[Excerpt from a dataset]
● ● ● ● ● ● ●
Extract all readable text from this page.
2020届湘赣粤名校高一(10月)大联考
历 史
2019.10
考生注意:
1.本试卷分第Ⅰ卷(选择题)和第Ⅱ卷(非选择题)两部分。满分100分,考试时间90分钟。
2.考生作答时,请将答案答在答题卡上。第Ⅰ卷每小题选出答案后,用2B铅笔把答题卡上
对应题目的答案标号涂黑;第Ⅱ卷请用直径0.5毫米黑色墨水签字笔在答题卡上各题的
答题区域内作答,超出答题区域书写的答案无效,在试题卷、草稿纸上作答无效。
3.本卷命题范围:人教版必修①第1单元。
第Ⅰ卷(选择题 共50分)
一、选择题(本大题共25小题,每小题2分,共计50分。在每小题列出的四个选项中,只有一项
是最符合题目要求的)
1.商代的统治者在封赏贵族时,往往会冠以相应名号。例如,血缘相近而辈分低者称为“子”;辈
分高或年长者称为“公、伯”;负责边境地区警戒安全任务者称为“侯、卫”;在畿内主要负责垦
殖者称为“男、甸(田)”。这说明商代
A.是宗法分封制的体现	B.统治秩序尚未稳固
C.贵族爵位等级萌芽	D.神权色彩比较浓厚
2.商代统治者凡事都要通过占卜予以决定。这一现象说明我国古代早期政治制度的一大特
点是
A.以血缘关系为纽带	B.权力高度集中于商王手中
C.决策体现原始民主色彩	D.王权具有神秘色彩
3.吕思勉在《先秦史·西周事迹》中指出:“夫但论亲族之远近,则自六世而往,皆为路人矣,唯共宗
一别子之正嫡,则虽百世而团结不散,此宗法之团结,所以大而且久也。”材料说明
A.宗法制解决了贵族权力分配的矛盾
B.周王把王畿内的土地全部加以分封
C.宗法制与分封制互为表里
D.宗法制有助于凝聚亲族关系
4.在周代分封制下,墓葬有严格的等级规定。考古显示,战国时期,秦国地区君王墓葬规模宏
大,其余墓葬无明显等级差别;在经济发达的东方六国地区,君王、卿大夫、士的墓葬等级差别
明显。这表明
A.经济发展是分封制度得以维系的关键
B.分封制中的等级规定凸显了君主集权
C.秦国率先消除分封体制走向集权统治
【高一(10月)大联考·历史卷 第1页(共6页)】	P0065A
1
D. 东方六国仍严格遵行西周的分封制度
● ● ● ● ● ● ●
**WHAT THE TASK ASKS**.
Write all of the records out again exactly.

**OUTPUT OF THE EXERCISE**.
Extract all readable text from this page.
2020届湘赣粤名校高一(10月)大联考
历 史
2019.10
考生注意:
1.本试卷分第Ⅰ卷(选择题)和第Ⅱ卷(非选择题)两部分。满分100分,考试时间90分钟。
2.考生作答时,请将答案答在答题卡上。第Ⅰ卷每小题选出答案后,用2B铅笔把答题卡上
对应题目的答案标号涂黑;第Ⅱ卷请用直径0.5毫米黑色墨水签字笔在答题卡上各题的
答题区域内作答,超出答题区域书写的答案无效,在试题卷、草稿纸上作答无效。
3.本卷命题范围:人教版必修①第1单元。
第Ⅰ卷(选择题 共50分)
一、选择题(本大题共25小题,每小题2分,共计50分。在每小题列出的四个选项中,只有一项
是最符合题目要求的)
1.商代的统治者在封赏贵族时,往往会冠以相应名号。例如,血缘相近而辈分低者称为“子”;辈
分高或年长者称为“公、伯”;负责边境地区警戒安全任务者称为“侯、卫”;在畿内主要负责垦
殖者称为“男、甸(田)”。这说明商代
A.是宗法分封制的体现	B.统治秩序尚未稳固
C.贵族爵位等级萌芽	D.神权色彩比较浓厚
2.商代统治者凡事都要通过占卜予以决定。这一现象说明我国古代早期政治制度的一大特
点是
A.以血缘关系为纽带	B.权力高度集中于商王手中
C.决策体现原始民主色彩	D.王权具有神秘色彩
3.吕思勉在《先秦史·西周事迹》中指出:“夫但论亲族之远近,则自六世而往,皆为路人矣,唯共宗
一别子之正嫡,则虽百世而团结不散,此宗法之团结,所以大而且久也。”材料说明
A.宗法制解决了贵族权力分配的矛盾
B.周王把王畿内的土地全部加以分封
C.宗法制与分封制互为表里
D.宗法制有助于凝聚亲族关系
4.在周代分封制下,墓葬有严格的等级规定。考古显示,战国时期,秦国地区君王墓葬规模宏
大,其余墓葬无明显等级差别;在经济发达的东方六国地区,君王、卿大夫、士的墓葬等级差别
明显。这表明
A.经济发展是分封制度得以维系的关键
B.分封制中的等级规定凸显了君主集权
C.秦国率先消除分封体制走向集权统治
【高一(10月)大联考·历史卷 第1页(共6页)】	P0065A
1
D. 东方六国仍严格遵行西周的分封制度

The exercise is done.